| OBJECTIVE |
Return the records in full, exactly as given.

| RECORD EXTRACTS |

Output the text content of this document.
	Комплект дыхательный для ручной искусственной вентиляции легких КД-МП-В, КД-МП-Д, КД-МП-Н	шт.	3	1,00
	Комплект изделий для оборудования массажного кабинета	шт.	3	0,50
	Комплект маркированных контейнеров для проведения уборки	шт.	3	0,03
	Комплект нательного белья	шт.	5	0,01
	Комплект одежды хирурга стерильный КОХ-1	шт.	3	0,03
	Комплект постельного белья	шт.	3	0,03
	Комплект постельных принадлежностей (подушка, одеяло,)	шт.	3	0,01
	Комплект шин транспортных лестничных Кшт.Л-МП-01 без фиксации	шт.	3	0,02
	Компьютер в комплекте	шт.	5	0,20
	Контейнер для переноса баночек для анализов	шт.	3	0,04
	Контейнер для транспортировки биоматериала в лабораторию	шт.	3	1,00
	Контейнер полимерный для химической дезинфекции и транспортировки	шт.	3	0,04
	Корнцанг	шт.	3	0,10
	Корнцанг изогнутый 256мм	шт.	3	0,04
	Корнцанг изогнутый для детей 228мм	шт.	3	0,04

| REPLY TO THE EXERCISE |
Output the text content of this document.
	Комплект дыхательный для ручной искусственной вентиляции легких КД-МП-В, КД-МП-Д, КД-МП-Н	шт.	3	1,00
	Комплект изделий для оборудования массажного кабинета	шт.	3	0,50
	Комплект маркированных контейнеров для проведения уборки	шт.	3	0,03
	Комплект нательного белья	шт.	5	0,01
	Комплект одежды хирурга стерильный КОХ-1	шт.	3	0,03
	Комплект постельного белья	шт.	3	0,03
	Комплект постельных принадлежностей (подушка, одеяло,)	шт.	3	0,01
	Комплект шин транспортных лестничных Кшт.Л-МП-01 без фиксации	шт.	3	0,02
	Компьютер в комплекте	шт.	5	0,20
	Контейнер для переноса баночек для анализов	шт.	3	0,04
	Контейнер для транспортировки биоматериала в лабораторию	шт.	3	1,00
	Контейнер полимерный для химической дезинфекции и транспортировки	шт.	3	0,04
	Корнцанг	шт.	3	0,10
	Корнцанг изогнутый 256мм	шт.	3	0,04
	Корнцанг изогнутый для детей 228мм	шт.	3	0,04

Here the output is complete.